◆ The exercise: Produce an exact transcription of the listing below, omitting the pictures.

◆ Data rows:

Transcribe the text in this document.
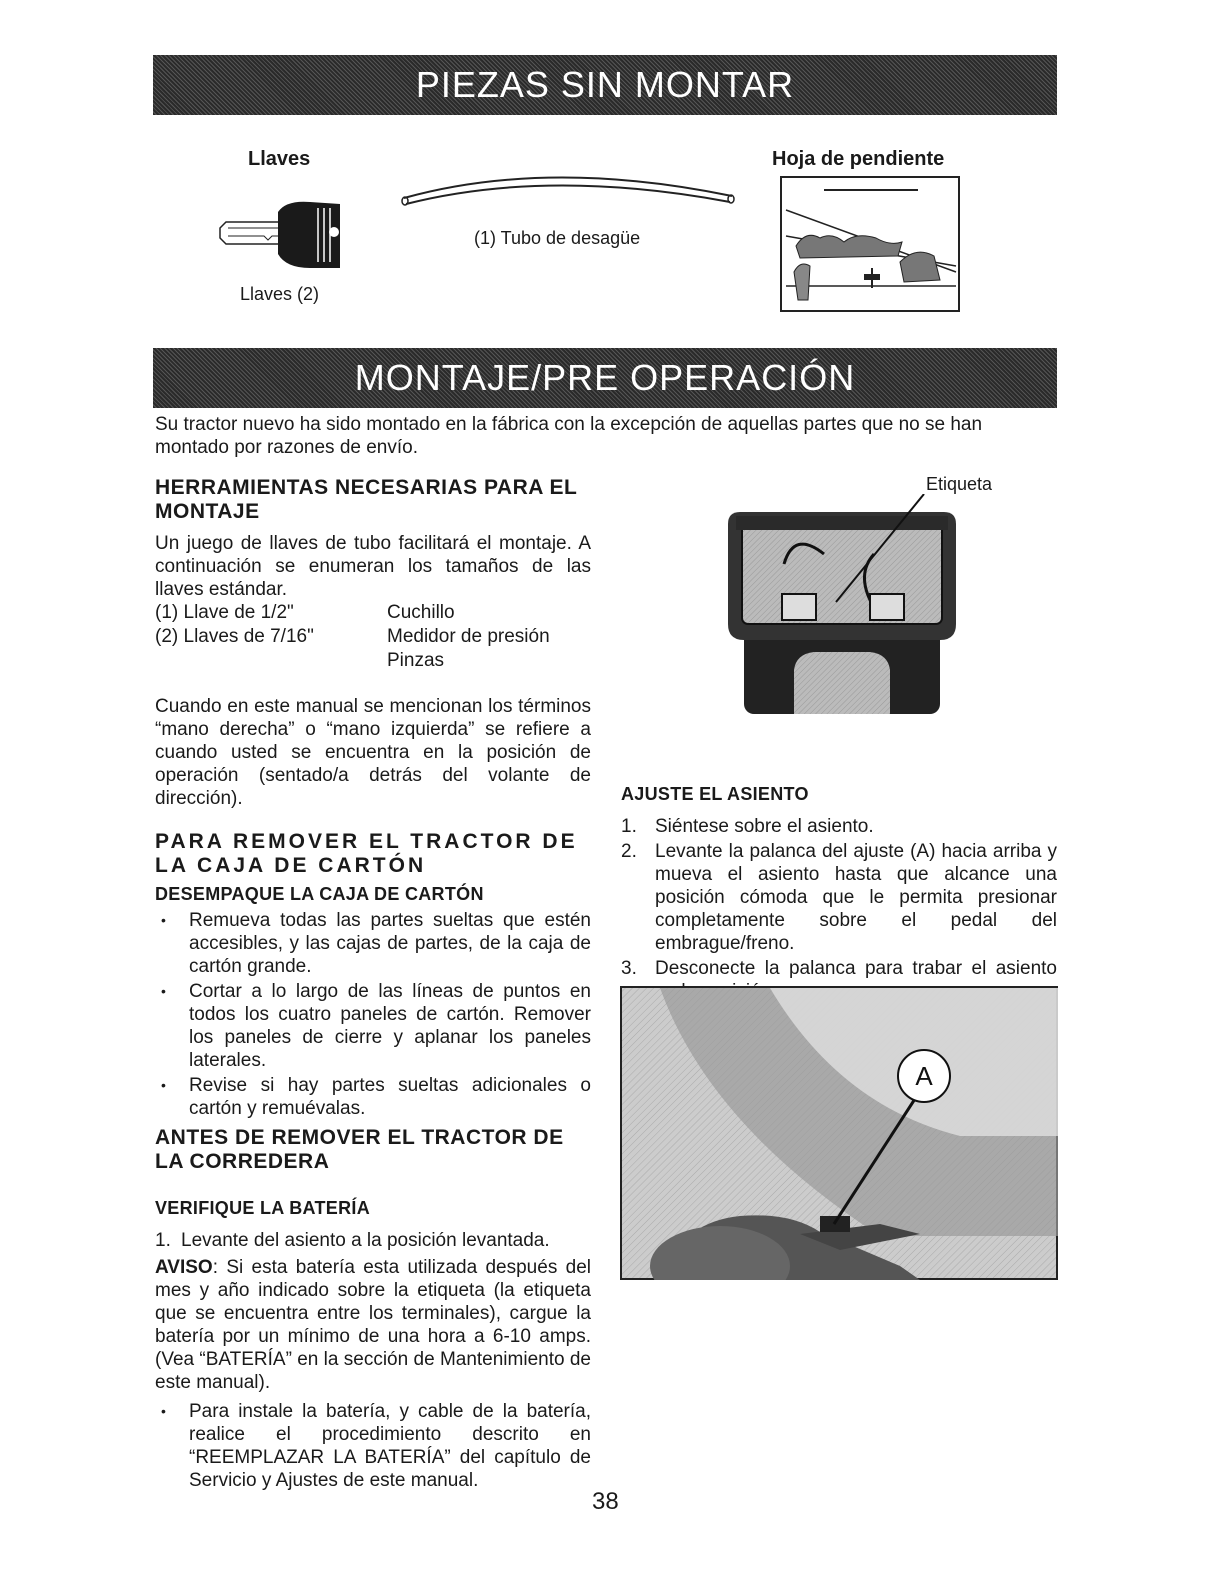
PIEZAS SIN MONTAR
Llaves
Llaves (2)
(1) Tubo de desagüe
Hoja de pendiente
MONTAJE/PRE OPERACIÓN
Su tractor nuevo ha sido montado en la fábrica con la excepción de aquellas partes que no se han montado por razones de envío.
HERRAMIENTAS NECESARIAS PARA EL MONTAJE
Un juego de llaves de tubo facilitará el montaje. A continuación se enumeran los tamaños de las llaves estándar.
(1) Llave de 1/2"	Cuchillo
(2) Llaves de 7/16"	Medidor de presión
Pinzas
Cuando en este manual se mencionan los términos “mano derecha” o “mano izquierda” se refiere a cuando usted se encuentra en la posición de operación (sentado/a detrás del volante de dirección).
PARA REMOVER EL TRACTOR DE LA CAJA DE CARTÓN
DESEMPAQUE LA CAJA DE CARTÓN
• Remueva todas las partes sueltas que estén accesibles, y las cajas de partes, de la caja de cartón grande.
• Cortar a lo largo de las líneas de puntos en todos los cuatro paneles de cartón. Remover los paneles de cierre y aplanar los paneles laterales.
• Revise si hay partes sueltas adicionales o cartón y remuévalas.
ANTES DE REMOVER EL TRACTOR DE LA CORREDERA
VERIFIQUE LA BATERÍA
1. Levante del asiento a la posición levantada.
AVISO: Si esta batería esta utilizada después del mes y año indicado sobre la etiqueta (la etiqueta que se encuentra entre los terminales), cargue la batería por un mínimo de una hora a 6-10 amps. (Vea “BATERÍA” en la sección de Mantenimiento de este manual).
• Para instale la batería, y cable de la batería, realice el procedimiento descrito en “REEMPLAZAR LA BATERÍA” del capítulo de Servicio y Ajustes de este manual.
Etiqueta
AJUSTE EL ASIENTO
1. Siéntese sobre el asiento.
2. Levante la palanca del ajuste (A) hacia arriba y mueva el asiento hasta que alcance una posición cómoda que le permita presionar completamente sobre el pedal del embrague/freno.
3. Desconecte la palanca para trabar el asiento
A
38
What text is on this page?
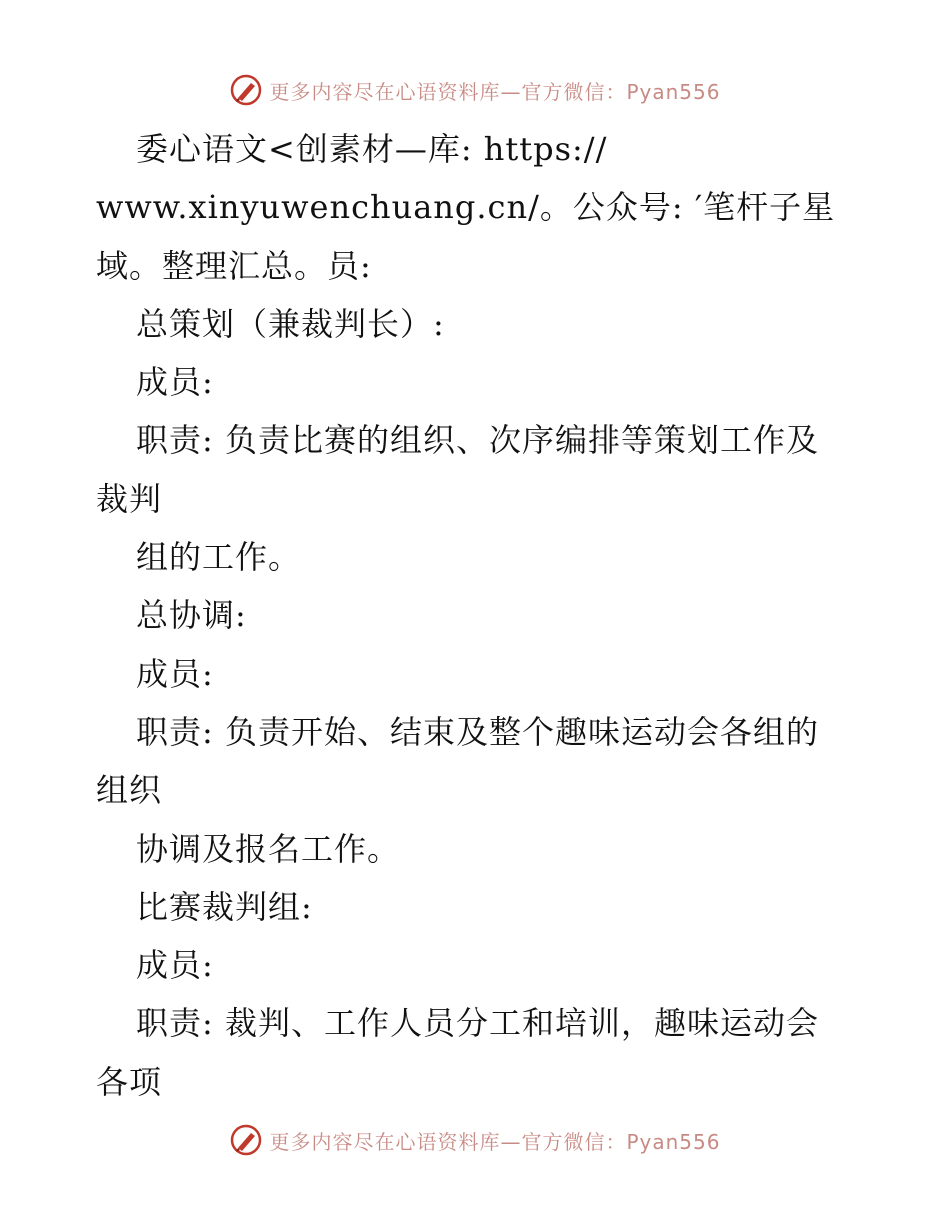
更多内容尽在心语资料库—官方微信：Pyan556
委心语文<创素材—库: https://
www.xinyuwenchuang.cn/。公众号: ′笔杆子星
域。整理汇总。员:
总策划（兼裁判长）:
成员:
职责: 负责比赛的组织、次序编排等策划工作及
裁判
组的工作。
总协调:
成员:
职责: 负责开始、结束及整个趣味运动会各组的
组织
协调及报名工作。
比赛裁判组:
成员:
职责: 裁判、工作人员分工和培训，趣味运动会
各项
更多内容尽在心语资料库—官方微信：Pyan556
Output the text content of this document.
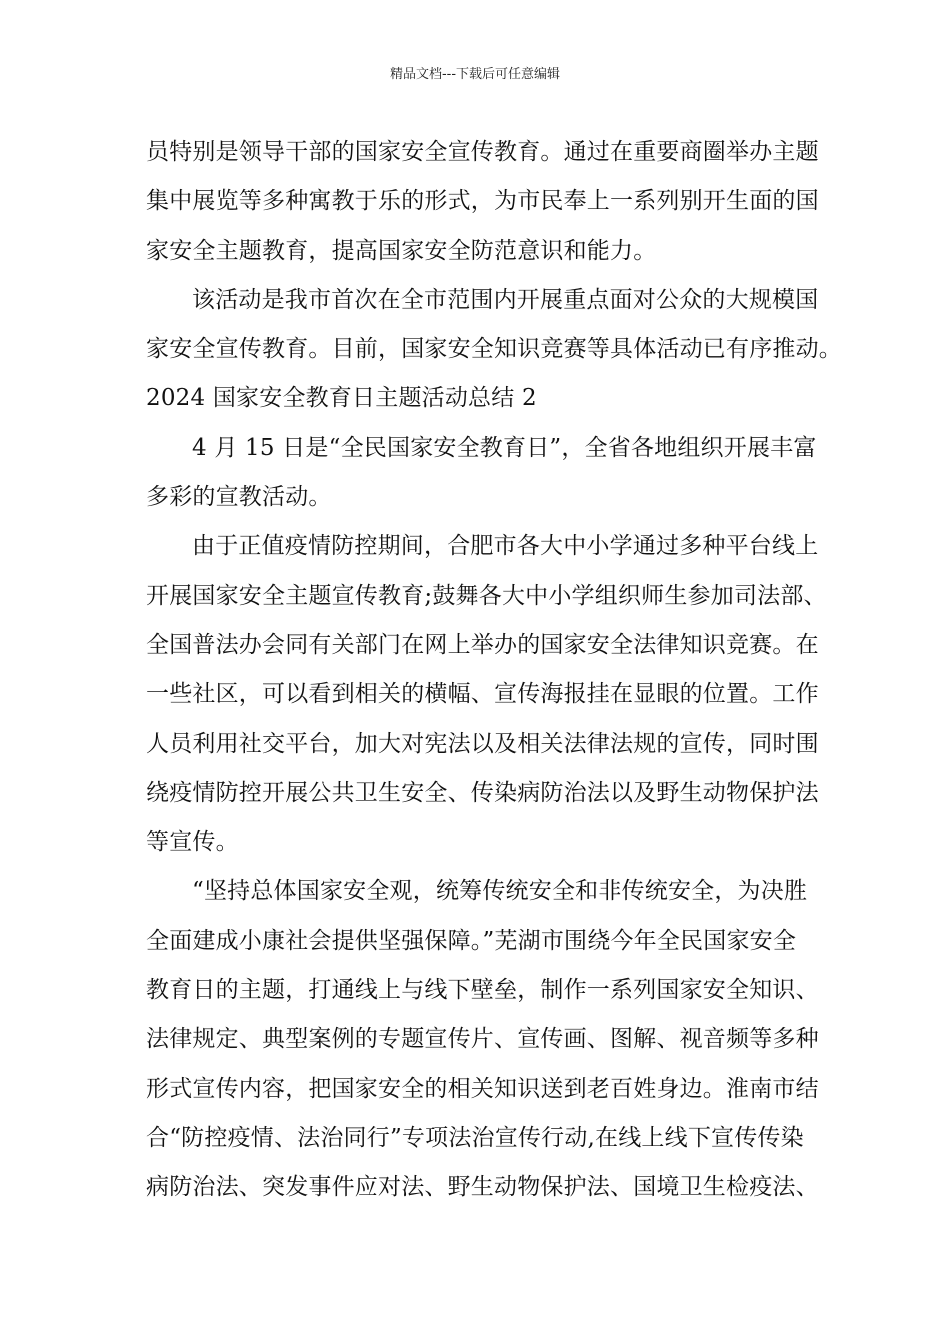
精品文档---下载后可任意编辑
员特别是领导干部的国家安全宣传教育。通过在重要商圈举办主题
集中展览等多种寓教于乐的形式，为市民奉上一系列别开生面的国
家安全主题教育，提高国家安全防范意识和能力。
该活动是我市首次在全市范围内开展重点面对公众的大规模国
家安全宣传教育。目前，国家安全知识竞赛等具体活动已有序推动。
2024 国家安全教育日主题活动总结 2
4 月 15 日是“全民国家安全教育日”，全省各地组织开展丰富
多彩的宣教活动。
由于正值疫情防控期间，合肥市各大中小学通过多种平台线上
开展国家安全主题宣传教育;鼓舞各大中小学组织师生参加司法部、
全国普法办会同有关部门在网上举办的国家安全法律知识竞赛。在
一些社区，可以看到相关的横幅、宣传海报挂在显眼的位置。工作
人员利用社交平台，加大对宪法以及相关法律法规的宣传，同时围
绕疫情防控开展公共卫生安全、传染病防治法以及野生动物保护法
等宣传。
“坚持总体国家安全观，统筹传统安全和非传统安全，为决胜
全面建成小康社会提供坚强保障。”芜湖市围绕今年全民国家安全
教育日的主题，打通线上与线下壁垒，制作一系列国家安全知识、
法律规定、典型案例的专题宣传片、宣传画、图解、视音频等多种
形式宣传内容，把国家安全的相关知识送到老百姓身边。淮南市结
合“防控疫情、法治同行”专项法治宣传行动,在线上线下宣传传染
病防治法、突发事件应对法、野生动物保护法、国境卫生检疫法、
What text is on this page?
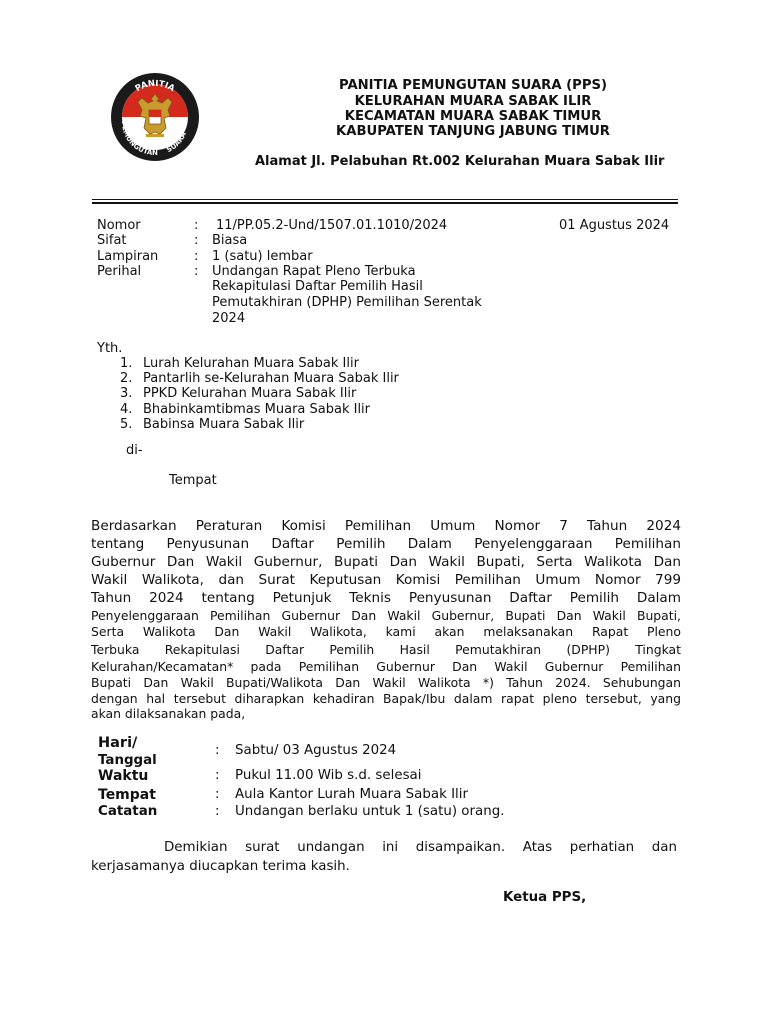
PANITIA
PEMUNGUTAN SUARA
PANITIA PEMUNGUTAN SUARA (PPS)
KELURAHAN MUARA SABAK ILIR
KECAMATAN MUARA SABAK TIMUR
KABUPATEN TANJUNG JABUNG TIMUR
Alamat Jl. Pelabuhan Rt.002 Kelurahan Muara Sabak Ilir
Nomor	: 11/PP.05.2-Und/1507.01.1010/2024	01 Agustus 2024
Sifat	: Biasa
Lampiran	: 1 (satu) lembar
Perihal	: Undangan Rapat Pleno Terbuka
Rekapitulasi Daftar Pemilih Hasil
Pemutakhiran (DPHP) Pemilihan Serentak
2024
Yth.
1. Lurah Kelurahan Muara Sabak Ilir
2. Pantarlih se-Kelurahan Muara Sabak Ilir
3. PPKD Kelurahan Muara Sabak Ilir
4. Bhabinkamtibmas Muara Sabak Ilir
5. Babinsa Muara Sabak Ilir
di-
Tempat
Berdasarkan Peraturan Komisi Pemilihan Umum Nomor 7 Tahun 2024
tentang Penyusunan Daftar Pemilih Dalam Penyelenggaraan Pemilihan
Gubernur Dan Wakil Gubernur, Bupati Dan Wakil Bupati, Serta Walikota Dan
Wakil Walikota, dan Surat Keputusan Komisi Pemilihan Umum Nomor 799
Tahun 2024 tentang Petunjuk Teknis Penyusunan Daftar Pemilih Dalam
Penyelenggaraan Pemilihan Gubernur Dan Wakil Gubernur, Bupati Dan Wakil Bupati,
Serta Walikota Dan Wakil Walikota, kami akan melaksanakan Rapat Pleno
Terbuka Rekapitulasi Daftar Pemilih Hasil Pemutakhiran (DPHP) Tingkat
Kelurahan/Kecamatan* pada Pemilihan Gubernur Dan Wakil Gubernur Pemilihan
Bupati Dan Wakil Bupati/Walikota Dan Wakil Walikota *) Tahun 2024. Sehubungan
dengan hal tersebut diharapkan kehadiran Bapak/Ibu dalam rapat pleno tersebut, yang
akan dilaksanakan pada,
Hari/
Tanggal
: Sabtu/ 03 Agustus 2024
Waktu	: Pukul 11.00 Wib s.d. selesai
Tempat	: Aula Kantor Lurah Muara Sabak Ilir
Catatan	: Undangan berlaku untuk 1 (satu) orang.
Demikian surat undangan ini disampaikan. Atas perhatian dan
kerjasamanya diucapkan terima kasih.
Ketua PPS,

◆ Worked solution:
Transcribe the text in this document.
PIEZAS SIN MONTAR
Llaves
Llaves (2)
(1) Tubo de desagüe
Hoja de pendiente
MONTAJE/PRE OPERACIÓN
Su tractor nuevo ha sido montado en la fábrica con la excepción de aquellas partes que no se han montado por razones de envío.
HERRAMIENTAS NECESARIAS PARA EL MONTAJE
Un juego de llaves de tubo facilitará el montaje. A continuación se enumeran los tamaños de las llaves estándar.
(1) Llave de 1/2"	Cuchillo
(2) Llaves de 7/16"	Medidor de presión
Pinzas
Cuando en este manual se mencionan los términos “mano derecha” o “mano izquierda” se refiere a cuando usted se encuentra en la posición de operación (sentado/a detrás del volante de dirección).
PARA REMOVER EL TRACTOR DE LA CAJA DE CARTÓN
DESEMPAQUE LA CAJA DE CARTÓN
• Remueva todas las partes sueltas que estén accesibles, y las cajas de partes, de la caja de cartón grande.
• Cortar a lo largo de las líneas de puntos en todos los cuatro paneles de cartón. Remover los paneles de cierre y aplanar los paneles laterales.
• Revise si hay partes sueltas adicionales o cartón y remuévalas.
ANTES DE REMOVER EL TRACTOR DE LA CORREDERA
VERIFIQUE LA BATERÍA
1. Levante del asiento a la posición levantada.
AVISO: Si esta batería esta utilizada después del mes y año indicado sobre la etiqueta (la etiqueta que se encuentra entre los terminales), cargue la batería por un mínimo de una hora a 6-10 amps. (Vea “BATERÍA” en la sección de Mantenimiento de este manual).
• Para instale la batería, y cable de la batería, realice el procedimiento descrito en “REEMPLAZAR LA BATERÍA” del capítulo de Servicio y Ajustes de este manual.
Etiqueta
AJUSTE EL ASIENTO
1. Siéntese sobre el asiento.
2. Levante la palanca del ajuste (A) hacia arriba y mueva el asiento hasta que alcance una posición cómoda que le permita presionar completamente sobre el pedal del embrague/freno.
3. Desconecte la palanca para trabar el asiento
A
38
What text is on this page?
更多内容尽在心语资料库—官方微信：Pyan556
委心语文<创素材—库: https://
www.xinyuwenchuang.cn/。公众号: ′笔杆子星
域。整理汇总。员:
总策划（兼裁判长）:
成员:
职责: 负责比赛的组织、次序编排等策划工作及
裁判
组的工作。
总协调:
成员:
职责: 负责开始、结束及整个趣味运动会各组的
组织
协调及报名工作。
比赛裁判组:
成员:
职责: 裁判、工作人员分工和培训，趣味运动会
各项
更多内容尽在心语资料库—官方微信：Pyan556
Output the text content of this document.
精品文档---下载后可任意编辑
员特别是领导干部的国家安全宣传教育。通过在重要商圈举办主题
集中展览等多种寓教于乐的形式，为市民奉上一系列别开生面的国
家安全主题教育，提高国家安全防范意识和能力。
该活动是我市首次在全市范围内开展重点面对公众的大规模国
家安全宣传教育。目前，国家安全知识竞赛等具体活动已有序推动。
2024 国家安全教育日主题活动总结 2
4 月 15 日是“全民国家安全教育日”，全省各地组织开展丰富
多彩的宣教活动。
由于正值疫情防控期间，合肥市各大中小学通过多种平台线上
开展国家安全主题宣传教育;鼓舞各大中小学组织师生参加司法部、
全国普法办会同有关部门在网上举办的国家安全法律知识竞赛。在
一些社区，可以看到相关的横幅、宣传海报挂在显眼的位置。工作
人员利用社交平台，加大对宪法以及相关法律法规的宣传，同时围
绕疫情防控开展公共卫生安全、传染病防治法以及野生动物保护法
等宣传。
“坚持总体国家安全观，统筹传统安全和非传统安全，为决胜
全面建成小康社会提供坚强保障。”芜湖市围绕今年全民国家安全
教育日的主题，打通线上与线下壁垒，制作一系列国家安全知识、
法律规定、典型案例的专题宣传片、宣传画、图解、视音频等多种
形式宣传内容，把国家安全的相关知识送到老百姓身边。淮南市结
合“防控疫情、法治同行”专项法治宣传行动,在线上线下宣传传染
病防治法、突发事件应对法、野生动物保护法、国境卫生检疫法、
What text is on this page?
PANITIA
PEMUNGUTAN SUARA
PANITIA PEMUNGUTAN SUARA (PPS)
KELURAHAN MUARA SABAK ILIR
KECAMATAN MUARA SABAK TIMUR
KABUPATEN TANJUNG JABUNG TIMUR
Alamat Jl. Pelabuhan Rt.002 Kelurahan Muara Sabak Ilir
Nomor	: 11/PP.05.2-Und/1507.01.1010/2024	01 Agustus 2024
Sifat	: Biasa
Lampiran	: 1 (satu) lembar
Perihal	: Undangan Rapat Pleno Terbuka
Rekapitulasi Daftar Pemilih Hasil
Pemutakhiran (DPHP) Pemilihan Serentak
2024
Yth.
1. Lurah Kelurahan Muara Sabak Ilir
2. Pantarlih se-Kelurahan Muara Sabak Ilir
3. PPKD Kelurahan Muara Sabak Ilir
4. Bhabinkamtibmas Muara Sabak Ilir
5. Babinsa Muara Sabak Ilir
di-
Tempat
Berdasarkan Peraturan Komisi Pemilihan Umum Nomor 7 Tahun 2024
tentang Penyusunan Daftar Pemilih Dalam Penyelenggaraan Pemilihan
Gubernur Dan Wakil Gubernur, Bupati Dan Wakil Bupati, Serta Walikota Dan
Wakil Walikota, dan Surat Keputusan Komisi Pemilihan Umum Nomor 799
Tahun 2024 tentang Petunjuk Teknis Penyusunan Daftar Pemilih Dalam
Penyelenggaraan Pemilihan Gubernur Dan Wakil Gubernur, Bupati Dan Wakil Bupati,
Serta Walikota Dan Wakil Walikota, kami akan melaksanakan Rapat Pleno
Terbuka Rekapitulasi Daftar Pemilih Hasil Pemutakhiran (DPHP) Tingkat
Kelurahan/Kecamatan* pada Pemilihan Gubernur Dan Wakil Gubernur Pemilihan
Bupati Dan Wakil Bupati/Walikota Dan Wakil Walikota *) Tahun 2024. Sehubungan
dengan hal tersebut diharapkan kehadiran Bapak/Ibu dalam rapat pleno tersebut, yang
akan dilaksanakan pada,
Hari/
Tanggal
: Sabtu/ 03 Agustus 2024
Waktu	: Pukul 11.00 Wib s.d. selesai
Tempat	: Aula Kantor Lurah Muara Sabak Ilir
Catatan	: Undangan berlaku untuk 1 (satu) orang.
Demikian surat undangan ini disampaikan. Atas perhatian dan
kerjasamanya diucapkan terima kasih.
Ketua PPS,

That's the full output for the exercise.